* [What is needed] Without the pictures, repeat the listing character for character.

start

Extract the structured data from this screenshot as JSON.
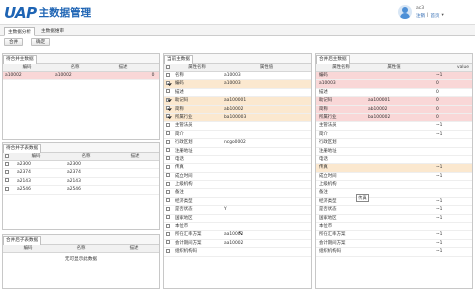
{
  "header": {
    "logo_text": "UAP",
    "app_title": "主数据管理",
    "user_name": "ac3",
    "links": [
      "注销",
      "|",
      "首页",
      "▾"
    ]
  },
  "tabs": [
    {
      "label": "主数据分析",
      "active": true
    },
    {
      "label": "主数据维审",
      "active": false
    }
  ],
  "toolbar": {
    "buttons": [
      "合并",
      "确定"
    ]
  },
  "panel_main": {
    "title": "待合并主数据",
    "columns": [
      "编码",
      "名称",
      "描述",
      ""
    ],
    "rows": [
      {
        "code": "a10002",
        "name": "a10002",
        "desc": "",
        "num": "0"
      }
    ]
  },
  "panel_child": {
    "title": "待合并子表数据",
    "columns": [
      "",
      "编码",
      "名称",
      "描述"
    ],
    "rows": [
      {
        "code": "a2300",
        "name": "a2300"
      },
      {
        "code": "a2374",
        "name": "a2374"
      },
      {
        "code": "a2143",
        "name": "a2143"
      },
      {
        "code": "a2546",
        "name": "a2546"
      }
    ]
  },
  "panel_merged_child": {
    "title": "合并后子表数据",
    "columns": [
      "编码",
      "名称",
      "描述"
    ],
    "empty": "无可显示此数据"
  },
  "panel_current": {
    "title": "当前主数据",
    "columns": [
      "",
      "属性名称",
      "属性值"
    ],
    "rows": [
      {
        "checked": false,
        "name": "名称",
        "value": "a10003",
        "style": ""
      },
      {
        "checked": true,
        "name": "编码",
        "value": "a10003",
        "style": "peach"
      },
      {
        "checked": false,
        "name": "描述",
        "value": "",
        "style": ""
      },
      {
        "checked": true,
        "name": "助记码",
        "value": "aa100001",
        "style": "peach"
      },
      {
        "checked": true,
        "name": "简称",
        "value": "ab10002",
        "style": "peach"
      },
      {
        "checked": true,
        "name": "所属行业",
        "value": "ba100003",
        "style": "peach"
      },
      {
        "checked": false,
        "name": "主管法员",
        "value": "",
        "style": ""
      },
      {
        "checked": false,
        "name": "简介",
        "value": "",
        "style": ""
      },
      {
        "checked": false,
        "name": "行政区划",
        "value": "ncgo0002",
        "style": ""
      },
      {
        "checked": false,
        "name": "注册地址",
        "value": "",
        "style": ""
      },
      {
        "checked": false,
        "name": "电话",
        "value": "",
        "style": ""
      },
      {
        "checked": false,
        "name": "传真",
        "value": "",
        "style": ""
      },
      {
        "checked": false,
        "name": "成立时间",
        "value": "",
        "style": ""
      },
      {
        "checked": false,
        "name": "上级机构",
        "value": "",
        "style": ""
      },
      {
        "checked": false,
        "name": "备注",
        "value": "",
        "style": ""
      },
      {
        "checked": false,
        "name": "经济类型",
        "value": "",
        "style": ""
      },
      {
        "checked": false,
        "name": "是否状态",
        "value": "Y",
        "style": ""
      },
      {
        "checked": false,
        "name": "国家地区",
        "value": "",
        "style": ""
      },
      {
        "checked": false,
        "name": "本位币",
        "value": "",
        "style": ""
      },
      {
        "checked": false,
        "name": "所在汇率方案",
        "value": "aa10002",
        "style": ""
      },
      {
        "checked": false,
        "name": "会计期间方案",
        "value": "aa10002",
        "style": ""
      },
      {
        "checked": false,
        "name": "组织机构码",
        "value": "",
        "style": ""
      }
    ]
  },
  "panel_merged": {
    "title": "合并后主数据",
    "columns": [
      "属性名称",
      "属性值",
      "value"
    ],
    "rows": [
      {
        "name": "编码",
        "value": "",
        "extra": "~1",
        "style": "pink"
      },
      {
        "name": "a10003",
        "value": "",
        "extra": "0",
        "style": "pink"
      },
      {
        "name": "描述",
        "value": "",
        "extra": "0",
        "style": ""
      },
      {
        "name": "助记码",
        "value": "aa100001",
        "extra": "0",
        "style": "pink"
      },
      {
        "name": "简称",
        "value": "ab10002",
        "extra": "0",
        "style": "pink"
      },
      {
        "name": "所属行业",
        "value": "ba100002",
        "extra": "0",
        "style": "pink"
      },
      {
        "name": "主管法员",
        "value": "",
        "extra": "~1",
        "style": ""
      },
      {
        "name": "简介",
        "value": "",
        "extra": "~1",
        "style": ""
      },
      {
        "name": "行政区划",
        "value": "",
        "extra": "",
        "style": ""
      },
      {
        "name": "注册地址",
        "value": "",
        "extra": "",
        "style": ""
      },
      {
        "name": "电话",
        "value": "",
        "extra": "",
        "style": ""
      },
      {
        "name": "传真",
        "value": "",
        "extra": "~1",
        "style": "peach"
      },
      {
        "name": "成立时间",
        "value": "",
        "extra": "~1",
        "style": ""
      },
      {
        "name": "上级机构",
        "value": "",
        "extra": "",
        "style": ""
      },
      {
        "name": "备注",
        "value": "",
        "extra": "",
        "style": ""
      },
      {
        "name": "经济类型",
        "value": "",
        "extra": "~1",
        "style": ""
      },
      {
        "name": "是否状态",
        "value": "",
        "extra": "~1",
        "style": ""
      },
      {
        "name": "国家地区",
        "value": "",
        "extra": "~1",
        "style": ""
      },
      {
        "name": "本位币",
        "value": "",
        "extra": "",
        "style": ""
      },
      {
        "name": "所在汇率方案",
        "value": "",
        "extra": "~1",
        "style": ""
      },
      {
        "name": "会计期间方案",
        "value": "",
        "extra": "~1",
        "style": ""
      },
      {
        "name": "组织机构码",
        "value": "",
        "extra": "~1",
        "style": ""
      }
    ],
    "tooltip": "传真"
  }
}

end

* [Exercise response]
Extract the structured data from this screenshot as JSON.
{
  "header": {
    "logo_text": "UAP",
    "app_title": "主数据管理",
    "user_name": "ac3",
    "links": [
      "注销",
      "|",
      "首页",
      "▾"
    ]
  },
  "tabs": [
    {
      "label": "主数据分析",
      "active": true
    },
    {
      "label": "主数据维审",
      "active": false
    }
  ],
  "toolbar": {
    "buttons": [
      "合并",
      "确定"
    ]
  },
  "panel_main": {
    "title": "待合并主数据",
    "columns": [
      "编码",
      "名称",
      "描述",
      ""
    ],
    "rows": [
      {
        "code": "a10002",
        "name": "a10002",
        "desc": "",
        "num": "0"
      }
    ]
  },
  "panel_child": {
    "title": "待合并子表数据",
    "columns": [
      "",
      "编码",
      "名称",
      "描述"
    ],
    "rows": [
      {
        "code": "a2300",
        "name": "a2300"
      },
      {
        "code": "a2374",
        "name": "a2374"
      },
      {
        "code": "a2143",
        "name": "a2143"
      },
      {
        "code": "a2546",
        "name": "a2546"
      }
    ]
  },
  "panel_merged_child": {
    "title": "合并后子表数据",
    "columns": [
      "编码",
      "名称",
      "描述"
    ],
    "empty": "无可显示此数据"
  },
  "panel_current": {
    "title": "当前主数据",
    "columns": [
      "",
      "属性名称",
      "属性值"
    ],
    "rows": [
      {
        "checked": false,
        "name": "名称",
        "value": "a10003",
        "style": ""
      },
      {
        "checked": true,
        "name": "编码",
        "value": "a10003",
        "style": "peach"
      },
      {
        "checked": false,
        "name": "描述",
        "value": "",
        "style": ""
      },
      {
        "checked": true,
        "name": "助记码",
        "value": "aa100001",
        "style": "peach"
      },
      {
        "checked": true,
        "name": "简称",
        "value": "ab10002",
        "style": "peach"
      },
      {
        "checked": true,
        "name": "所属行业",
        "value": "ba100003",
        "style": "peach"
      },
      {
        "checked": false,
        "name": "主管法员",
        "value": "",
        "style": ""
      },
      {
        "checked": false,
        "name": "简介",
        "value": "",
        "style": ""
      },
      {
        "checked": false,
        "name": "行政区划",
        "value": "ncgo0002",
        "style": ""
      },
      {
        "checked": false,
        "name": "注册地址",
        "value": "",
        "style": ""
      },
      {
        "checked": false,
        "name": "电话",
        "value": "",
        "style": ""
      },
      {
        "checked": false,
        "name": "传真",
        "value": "",
        "style": ""
      },
      {
        "checked": false,
        "name": "成立时间",
        "value": "",
        "style": ""
      },
      {
        "checked": false,
        "name": "上级机构",
        "value": "",
        "style": ""
      },
      {
        "checked": false,
        "name": "备注",
        "value": "",
        "style": ""
      },
      {
        "checked": false,
        "name": "经济类型",
        "value": "",
        "style": ""
      },
      {
        "checked": false,
        "name": "是否状态",
        "value": "Y",
        "style": ""
      },
      {
        "checked": false,
        "name": "国家地区",
        "value": "",
        "style": ""
      },
      {
        "checked": false,
        "name": "本位币",
        "value": "",
        "style": ""
      },
      {
        "checked": false,
        "name": "所在汇率方案",
        "value": "aa10002",
        "style": ""
      },
      {
        "checked": false,
        "name": "会计期间方案",
        "value": "aa10002",
        "style": ""
      },
      {
        "checked": false,
        "name": "组织机构码",
        "value": "",
        "style": ""
      }
    ]
  },
  "panel_merged": {
    "title": "合并后主数据",
    "columns": [
      "属性名称",
      "属性值",
      "value"
    ],
    "rows": [
      {
        "name": "编码",
        "value": "",
        "extra": "~1",
        "style": "pink"
      },
      {
        "name": "a10003",
        "value": "",
        "extra": "0",
        "style": "pink"
      },
      {
        "name": "描述",
        "value": "",
        "extra": "0",
        "style": ""
      },
      {
        "name": "助记码",
        "value": "aa100001",
        "extra": "0",
        "style": "pink"
      },
      {
        "name": "简称",
        "value": "ab10002",
        "extra": "0",
        "style": "pink"
      },
      {
        "name": "所属行业",
        "value": "ba100002",
        "extra": "0",
        "style": "pink"
      },
      {
        "name": "主管法员",
        "value": "",
        "extra": "~1",
        "style": ""
      },
      {
        "name": "简介",
        "value": "",
        "extra": "~1",
        "style": ""
      },
      {
        "name": "行政区划",
        "value": "",
        "extra": "",
        "style": ""
      },
      {
        "name": "注册地址",
        "value": "",
        "extra": "",
        "style": ""
      },
      {
        "name": "电话",
        "value": "",
        "extra": "",
        "style": ""
      },
      {
        "name": "传真",
        "value": "",
        "extra": "~1",
        "style": "peach"
      },
      {
        "name": "成立时间",
        "value": "",
        "extra": "~1",
        "style": ""
      },
      {
        "name": "上级机构",
        "value": "",
        "extra": "",
        "style": ""
      },
      {
        "name": "备注",
        "value": "",
        "extra": "",
        "style": ""
      },
      {
        "name": "经济类型",
        "value": "",
        "extra": "~1",
        "style": ""
      },
      {
        "name": "是否状态",
        "value": "",
        "extra": "~1",
        "style": ""
      },
      {
        "name": "国家地区",
        "value": "",
        "extra": "~1",
        "style": ""
      },
      {
        "name": "本位币",
        "value": "",
        "extra": "",
        "style": ""
      },
      {
        "name": "所在汇率方案",
        "value": "",
        "extra": "~1",
        "style": ""
      },
      {
        "name": "会计期间方案",
        "value": "",
        "extra": "~1",
        "style": ""
      },
      {
        "name": "组织机构码",
        "value": "",
        "extra": "~1",
        "style": ""
      }
    ],
    "tooltip": "传真"
  }
}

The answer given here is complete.